◆ **What is asked**
Write out each line of the listing as it stands, without the images.

◆ **Stored records**
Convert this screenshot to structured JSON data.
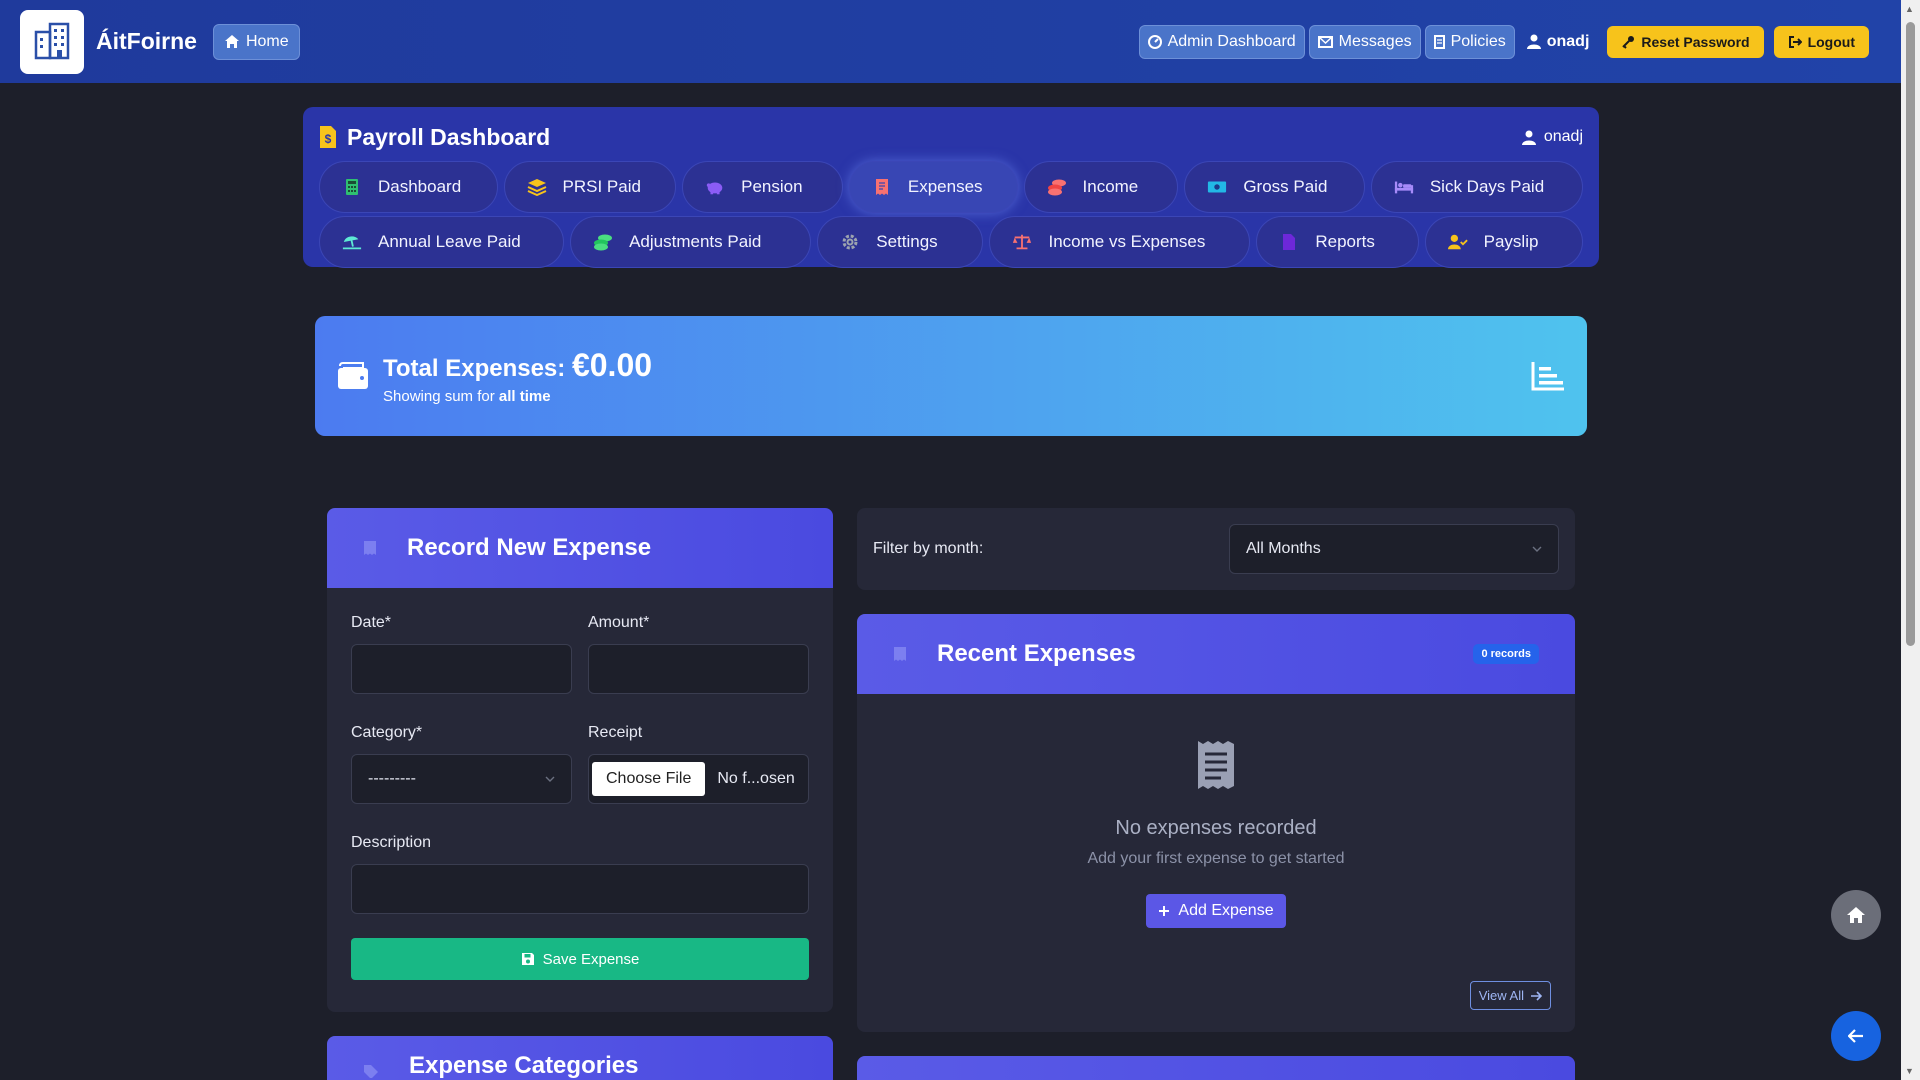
{
  "nav": {
    "brand": "ÁitFoirne",
    "home": "Home",
    "admin_dashboard": "Admin Dashboard",
    "messages": "Messages",
    "policies": "Policies",
    "user": "onadj",
    "reset_password": "Reset Password",
    "logout": "Logout"
  },
  "dashboard": {
    "title": "Payroll Dashboard",
    "user": "onadj",
    "tabs_row1": [
      "Dashboard",
      "PRSI Paid",
      "Pension",
      "Expenses",
      "Income",
      "Gross Paid",
      "Sick Days Paid"
    ],
    "tabs_row2": [
      "Annual Leave Paid",
      "Adjustments Paid",
      "Settings",
      "Income vs Expenses",
      "Reports",
      "Payslip"
    ],
    "active_tab": "Expenses"
  },
  "total": {
    "label": "Total Expenses:",
    "amount": "€0.00",
    "sub_prefix": "Showing sum for",
    "sub_bold": "all time"
  },
  "form": {
    "title": "Record New Expense",
    "date_label": "Date*",
    "amount_label": "Amount*",
    "category_label": "Category*",
    "category_value": "---------",
    "receipt_label": "Receipt",
    "choose_file": "Choose File",
    "no_file": "No f...osen",
    "description_label": "Description",
    "save": "Save Expense"
  },
  "filter": {
    "label": "Filter by month:",
    "value": "All Months"
  },
  "recent": {
    "title": "Recent Expenses",
    "badge": "0 records",
    "empty_title": "No expenses recorded",
    "empty_sub": "Add your first expense to get started",
    "add": "Add Expense",
    "view_all": "View All"
  },
  "categories": {
    "title": "Expense Categories"
  },
  "colors": {
    "navbar": "#2143a8",
    "panel": "#2a35a8",
    "accent": "#5a5be7",
    "save": "#18b885",
    "warning": "#f7c31b"
  }
}
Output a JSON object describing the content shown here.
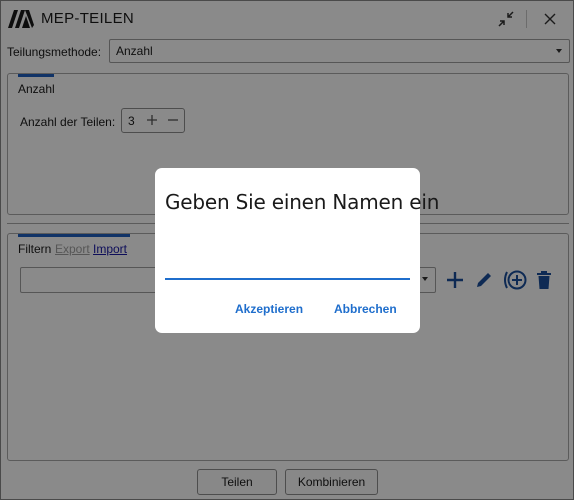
{
  "window": {
    "title": "MEP-TEILEN"
  },
  "method": {
    "label": "Teilungsmethode:",
    "value": "Anzahl"
  },
  "anzahl_group": {
    "tab_label": "Anzahl",
    "count_label": "Anzahl der Teilen:",
    "count_value": "3"
  },
  "filter_group": {
    "tabs": [
      {
        "label": "Filtern",
        "state": "active"
      },
      {
        "label": "Export",
        "state": "disabled"
      },
      {
        "label": "Import",
        "state": "link"
      }
    ],
    "filter_value": ""
  },
  "footer": {
    "split_label": "Teilen",
    "combine_label": "Kombinieren"
  },
  "dialog": {
    "title": "Geben Sie einen Namen ein",
    "input_value": "",
    "accept_label": "Akzeptieren",
    "cancel_label": "Abbrechen"
  },
  "colors": {
    "accent": "#1f6ecc",
    "tab_indicator": "#1f5fbf",
    "overlay": "rgba(0,0,0,0.46)"
  },
  "icons": [
    "app-logo-icon",
    "restore-icon",
    "close-icon",
    "plus-icon",
    "minus-icon",
    "add-icon",
    "edit-icon",
    "add-circle-icon",
    "delete-icon",
    "dropdown-arrow-icon"
  ]
}
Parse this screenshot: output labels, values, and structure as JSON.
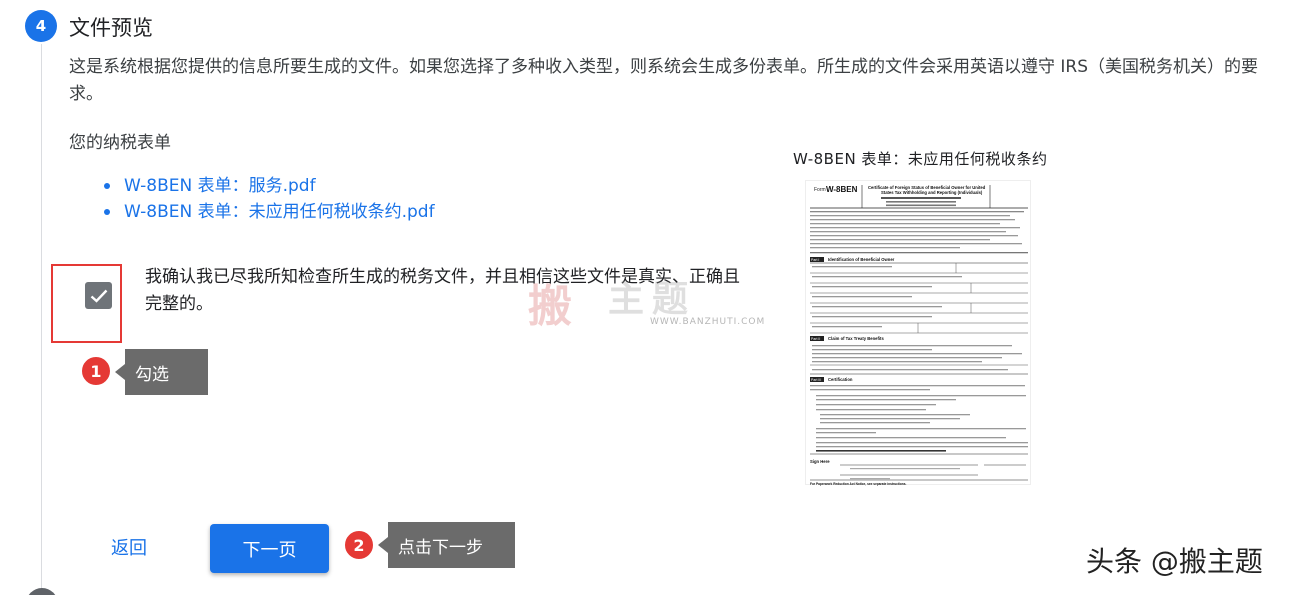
{
  "step": {
    "number": "4",
    "title": "文件预览",
    "description": "这是系统根据您提供的信息所要生成的文件。如果您选择了多种收入类型，则系统会生成多份表单。所生成的文件会采用英语以遵守 IRS（美国税务机关）的要求。",
    "forms_heading": "您的纳税表单",
    "files": [
      "W-8BEN 表单：服务.pdf",
      "W-8BEN 表单：未应用任何税收条约.pdf"
    ],
    "confirm_text": "我确认我已尽我所知检查所生成的税务文件，并且相信这些文件是真实、正确且完整的。",
    "confirm_checked": true,
    "back_label": "返回",
    "next_label": "下一页"
  },
  "annotations": [
    {
      "number": "1",
      "label": "勾选"
    },
    {
      "number": "2",
      "label": "点击下一步"
    }
  ],
  "preview": {
    "title": "W-8BEN 表单：未应用任何税收条约",
    "form_name": "W-8BEN",
    "form_heading": "Certificate of Foreign Status of Beneficial Owner for United States Tax Withholding and Reporting (Individuals)",
    "part_labels": [
      "Part I",
      "Part II",
      "Part III"
    ],
    "part_titles": [
      "Identification of Beneficial Owner",
      "Claim of Tax Treaty Benefits",
      "Certification"
    ],
    "sign_label": "Sign Here",
    "footer_text": "For Paperwork Reduction Act Notice, see separate instructions."
  },
  "watermark": {
    "logo_char": "搬",
    "text": "主题",
    "url": "WWW.BANZHUTI.COM"
  },
  "footer_mark": "头条 @搬主题",
  "colors": {
    "accent": "#1a73e8",
    "highlight": "#e53935",
    "tooltip": "#6b6b6b"
  }
}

◆ **Finished answer**
Convert this screenshot to structured JSON data.
{
  "nav": {
    "brand": "ÁitFoirne",
    "home": "Home",
    "admin_dashboard": "Admin Dashboard",
    "messages": "Messages",
    "policies": "Policies",
    "user": "onadj",
    "reset_password": "Reset Password",
    "logout": "Logout"
  },
  "dashboard": {
    "title": "Payroll Dashboard",
    "user": "onadj",
    "tabs_row1": [
      "Dashboard",
      "PRSI Paid",
      "Pension",
      "Expenses",
      "Income",
      "Gross Paid",
      "Sick Days Paid"
    ],
    "tabs_row2": [
      "Annual Leave Paid",
      "Adjustments Paid",
      "Settings",
      "Income vs Expenses",
      "Reports",
      "Payslip"
    ],
    "active_tab": "Expenses"
  },
  "total": {
    "label": "Total Expenses:",
    "amount": "€0.00",
    "sub_prefix": "Showing sum for",
    "sub_bold": "all time"
  },
  "form": {
    "title": "Record New Expense",
    "date_label": "Date*",
    "amount_label": "Amount*",
    "category_label": "Category*",
    "category_value": "---------",
    "receipt_label": "Receipt",
    "choose_file": "Choose File",
    "no_file": "No f...osen",
    "description_label": "Description",
    "save": "Save Expense"
  },
  "filter": {
    "label": "Filter by month:",
    "value": "All Months"
  },
  "recent": {
    "title": "Recent Expenses",
    "badge": "0 records",
    "empty_title": "No expenses recorded",
    "empty_sub": "Add your first expense to get started",
    "add": "Add Expense",
    "view_all": "View All"
  },
  "categories": {
    "title": "Expense Categories"
  },
  "colors": {
    "navbar": "#2143a8",
    "panel": "#2a35a8",
    "accent": "#5a5be7",
    "save": "#18b885",
    "warning": "#f7c31b"
  }
}
Output a JSON object describing the content shown here.
{
  "window": {
    "title": "MEP-TEILEN"
  },
  "method": {
    "label": "Teilungsmethode:",
    "value": "Anzahl"
  },
  "anzahl_group": {
    "tab_label": "Anzahl",
    "count_label": "Anzahl der Teilen:",
    "count_value": "3"
  },
  "filter_group": {
    "tabs": [
      {
        "label": "Filtern",
        "state": "active"
      },
      {
        "label": "Export",
        "state": "disabled"
      },
      {
        "label": "Import",
        "state": "link"
      }
    ],
    "filter_value": ""
  },
  "footer": {
    "split_label": "Teilen",
    "combine_label": "Kombinieren"
  },
  "dialog": {
    "title": "Geben Sie einen Namen ein",
    "input_value": "",
    "accept_label": "Akzeptieren",
    "cancel_label": "Abbrechen"
  },
  "colors": {
    "accent": "#1f6ecc",
    "tab_indicator": "#1f5fbf",
    "overlay": "rgba(0,0,0,0.46)"
  },
  "icons": [
    "app-logo-icon",
    "restore-icon",
    "close-icon",
    "plus-icon",
    "minus-icon",
    "add-icon",
    "edit-icon",
    "add-circle-icon",
    "delete-icon",
    "dropdown-arrow-icon"
  ]
}
Parse this screenshot: output labels, values, and structure as JSON.
{
  "step": {
    "number": "4",
    "title": "文件预览",
    "description": "这是系统根据您提供的信息所要生成的文件。如果您选择了多种收入类型，则系统会生成多份表单。所生成的文件会采用英语以遵守 IRS（美国税务机关）的要求。",
    "forms_heading": "您的纳税表单",
    "files": [
      "W-8BEN 表单：服务.pdf",
      "W-8BEN 表单：未应用任何税收条约.pdf"
    ],
    "confirm_text": "我确认我已尽我所知检查所生成的税务文件，并且相信这些文件是真实、正确且完整的。",
    "confirm_checked": true,
    "back_label": "返回",
    "next_label": "下一页"
  },
  "annotations": [
    {
      "number": "1",
      "label": "勾选"
    },
    {
      "number": "2",
      "label": "点击下一步"
    }
  ],
  "preview": {
    "title": "W-8BEN 表单：未应用任何税收条约",
    "form_name": "W-8BEN",
    "form_heading": "Certificate of Foreign Status of Beneficial Owner for United States Tax Withholding and Reporting (Individuals)",
    "part_labels": [
      "Part I",
      "Part II",
      "Part III"
    ],
    "part_titles": [
      "Identification of Beneficial Owner",
      "Claim of Tax Treaty Benefits",
      "Certification"
    ],
    "sign_label": "Sign Here",
    "footer_text": "For Paperwork Reduction Act Notice, see separate instructions."
  },
  "watermark": {
    "logo_char": "搬",
    "text": "主题",
    "url": "WWW.BANZHUTI.COM"
  },
  "footer_mark": "头条 @搬主题",
  "colors": {
    "accent": "#1a73e8",
    "highlight": "#e53935",
    "tooltip": "#6b6b6b"
  }
}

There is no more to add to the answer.